Extracted records:
__________

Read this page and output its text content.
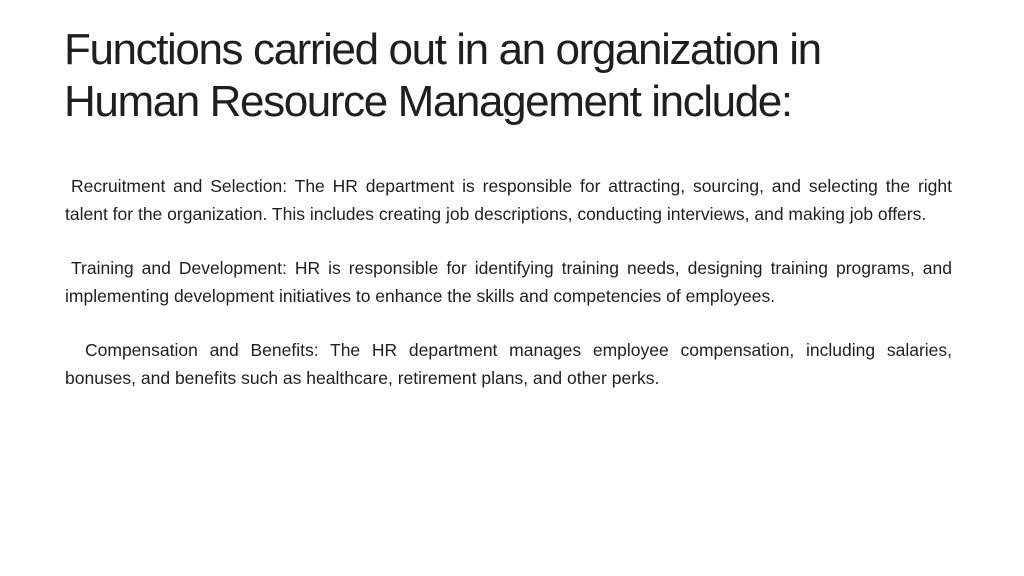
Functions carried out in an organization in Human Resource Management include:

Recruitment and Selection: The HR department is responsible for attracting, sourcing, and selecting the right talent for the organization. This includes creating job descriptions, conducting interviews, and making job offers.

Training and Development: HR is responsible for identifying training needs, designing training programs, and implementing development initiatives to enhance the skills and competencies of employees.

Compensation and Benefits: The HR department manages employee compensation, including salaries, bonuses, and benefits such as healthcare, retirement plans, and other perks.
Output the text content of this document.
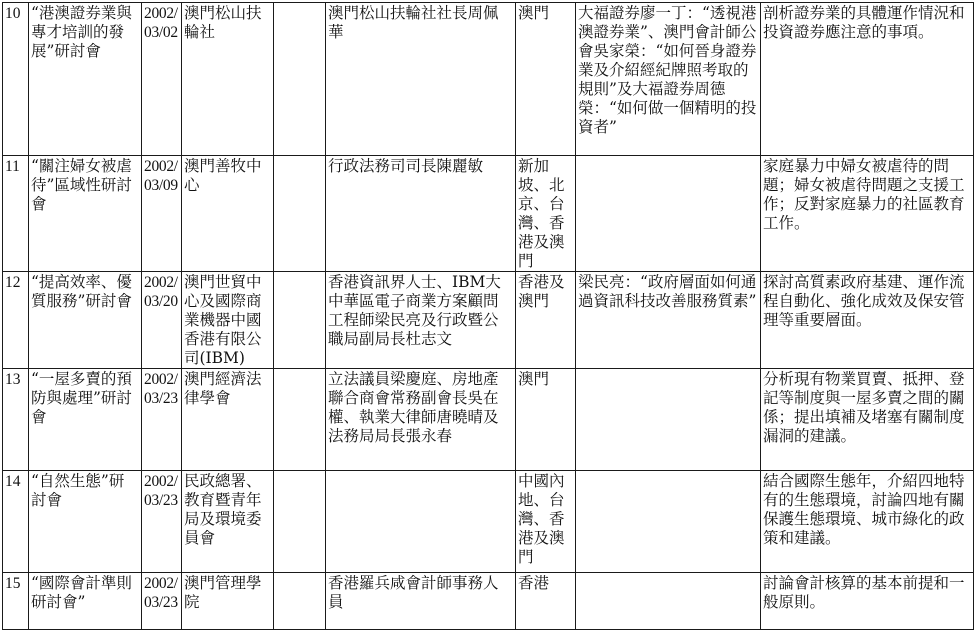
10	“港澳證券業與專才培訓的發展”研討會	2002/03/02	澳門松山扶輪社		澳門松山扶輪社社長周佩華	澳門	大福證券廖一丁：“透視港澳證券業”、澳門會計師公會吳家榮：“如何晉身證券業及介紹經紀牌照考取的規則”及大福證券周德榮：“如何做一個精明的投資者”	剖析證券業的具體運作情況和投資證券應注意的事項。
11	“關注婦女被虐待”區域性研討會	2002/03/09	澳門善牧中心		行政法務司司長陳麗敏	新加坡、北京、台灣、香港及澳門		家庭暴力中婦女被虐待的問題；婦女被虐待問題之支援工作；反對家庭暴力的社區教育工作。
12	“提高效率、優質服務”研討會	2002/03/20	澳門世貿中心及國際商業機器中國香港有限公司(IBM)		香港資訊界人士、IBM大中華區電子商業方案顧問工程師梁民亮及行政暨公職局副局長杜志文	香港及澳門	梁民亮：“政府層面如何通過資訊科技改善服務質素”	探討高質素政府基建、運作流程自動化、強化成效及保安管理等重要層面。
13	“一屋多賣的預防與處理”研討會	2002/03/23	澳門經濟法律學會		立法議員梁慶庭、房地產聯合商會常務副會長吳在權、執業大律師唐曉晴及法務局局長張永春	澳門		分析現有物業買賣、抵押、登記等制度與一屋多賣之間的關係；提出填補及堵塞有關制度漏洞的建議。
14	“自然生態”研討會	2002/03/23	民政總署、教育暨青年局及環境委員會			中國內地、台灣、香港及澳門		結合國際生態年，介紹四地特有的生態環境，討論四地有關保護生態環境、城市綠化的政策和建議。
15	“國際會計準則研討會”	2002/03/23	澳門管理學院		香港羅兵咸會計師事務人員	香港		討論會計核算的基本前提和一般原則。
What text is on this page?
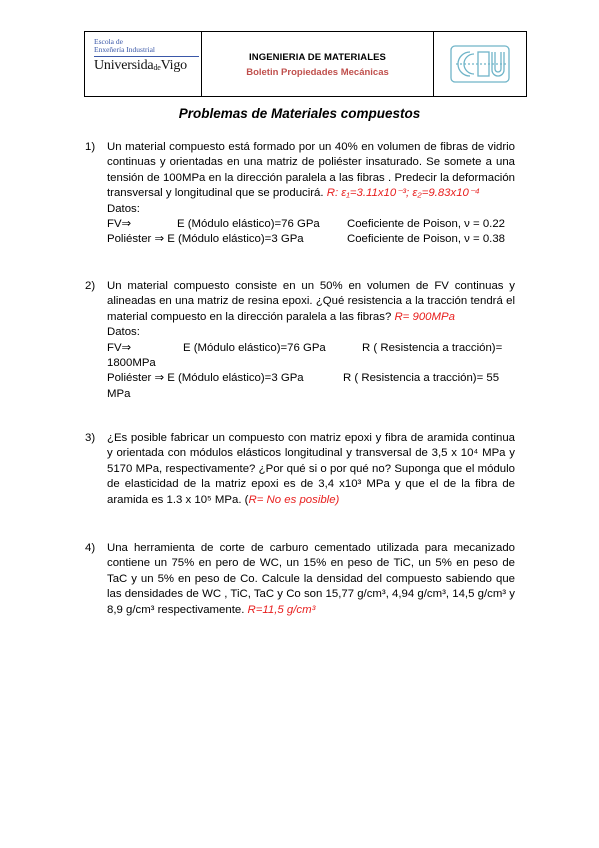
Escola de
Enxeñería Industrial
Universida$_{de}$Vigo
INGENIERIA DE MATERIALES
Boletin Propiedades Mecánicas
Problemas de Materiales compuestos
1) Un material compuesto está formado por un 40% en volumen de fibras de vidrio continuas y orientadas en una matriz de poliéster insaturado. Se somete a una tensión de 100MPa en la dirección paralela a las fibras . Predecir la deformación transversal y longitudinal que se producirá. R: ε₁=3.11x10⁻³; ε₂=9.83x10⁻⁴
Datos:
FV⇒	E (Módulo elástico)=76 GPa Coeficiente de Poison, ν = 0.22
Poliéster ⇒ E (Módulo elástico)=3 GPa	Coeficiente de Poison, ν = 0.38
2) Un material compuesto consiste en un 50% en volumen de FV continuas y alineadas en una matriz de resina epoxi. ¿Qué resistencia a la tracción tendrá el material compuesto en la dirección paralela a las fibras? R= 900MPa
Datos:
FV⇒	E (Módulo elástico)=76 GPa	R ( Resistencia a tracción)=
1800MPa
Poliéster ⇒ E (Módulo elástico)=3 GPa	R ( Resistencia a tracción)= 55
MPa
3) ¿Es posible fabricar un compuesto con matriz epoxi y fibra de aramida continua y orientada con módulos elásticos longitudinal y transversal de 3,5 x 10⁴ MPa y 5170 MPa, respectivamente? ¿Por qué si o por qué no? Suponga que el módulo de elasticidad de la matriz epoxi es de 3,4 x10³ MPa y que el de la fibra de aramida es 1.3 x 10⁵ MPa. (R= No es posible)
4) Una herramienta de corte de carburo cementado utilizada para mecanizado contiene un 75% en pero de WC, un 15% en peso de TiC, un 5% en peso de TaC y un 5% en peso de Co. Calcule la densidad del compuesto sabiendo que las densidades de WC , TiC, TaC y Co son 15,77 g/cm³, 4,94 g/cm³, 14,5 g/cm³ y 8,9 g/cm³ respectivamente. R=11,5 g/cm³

__________

### Given instruction
Look through the data and show every line containing "dirección".

### Answer to the exercise
1) Un material compuesto está formado por un 40% en volumen de fibras de vidrio continuas y orientadas en una matriz de poliéster insaturado. Se somete a una tensión de 100MPa en la dirección paralela a las fibras . Predecir la deformación transversal y longitudinal que se producirá. R: ε₁=3.11x10⁻³; ε₂=9.83x10⁻⁴
2) Un material compuesto consiste en un 50% en volumen de FV continuas y alineadas en una matriz de resina epoxi. ¿Qué resistencia a la tracción tendrá el material compuesto en la dirección paralela a las fibras? R= 900MPa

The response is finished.